**Problem description**
Select every line below that contains the string "Percent". Case counts.

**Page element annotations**
——————————
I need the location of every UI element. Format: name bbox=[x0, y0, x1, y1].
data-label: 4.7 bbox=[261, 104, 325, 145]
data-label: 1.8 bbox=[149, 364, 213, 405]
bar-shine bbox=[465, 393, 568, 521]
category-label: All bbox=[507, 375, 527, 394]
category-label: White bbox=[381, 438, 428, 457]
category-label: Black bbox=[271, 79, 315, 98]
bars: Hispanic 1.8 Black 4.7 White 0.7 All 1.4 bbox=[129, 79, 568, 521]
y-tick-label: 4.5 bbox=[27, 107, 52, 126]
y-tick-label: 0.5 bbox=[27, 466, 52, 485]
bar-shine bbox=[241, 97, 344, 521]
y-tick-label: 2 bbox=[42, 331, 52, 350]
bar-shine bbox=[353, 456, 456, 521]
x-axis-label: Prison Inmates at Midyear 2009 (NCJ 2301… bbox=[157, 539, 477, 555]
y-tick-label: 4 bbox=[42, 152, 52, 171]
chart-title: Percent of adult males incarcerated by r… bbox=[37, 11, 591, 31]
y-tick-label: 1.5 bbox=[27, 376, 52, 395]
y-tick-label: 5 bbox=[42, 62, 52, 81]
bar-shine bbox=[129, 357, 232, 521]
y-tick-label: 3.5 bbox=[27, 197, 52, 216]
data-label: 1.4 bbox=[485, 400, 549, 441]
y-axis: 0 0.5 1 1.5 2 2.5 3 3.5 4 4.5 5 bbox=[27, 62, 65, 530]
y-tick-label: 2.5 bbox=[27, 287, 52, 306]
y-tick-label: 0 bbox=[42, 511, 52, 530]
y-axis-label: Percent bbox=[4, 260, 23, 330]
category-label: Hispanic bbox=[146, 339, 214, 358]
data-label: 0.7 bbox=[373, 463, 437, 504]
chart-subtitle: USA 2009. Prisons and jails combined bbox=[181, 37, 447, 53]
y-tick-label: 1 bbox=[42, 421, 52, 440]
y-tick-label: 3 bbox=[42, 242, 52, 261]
——————————
**Solution to the problem**
chart-title: Percent of adult males incarcerated by r… bbox=[37, 11, 591, 31]
y-axis-label: Percent bbox=[4, 260, 23, 330]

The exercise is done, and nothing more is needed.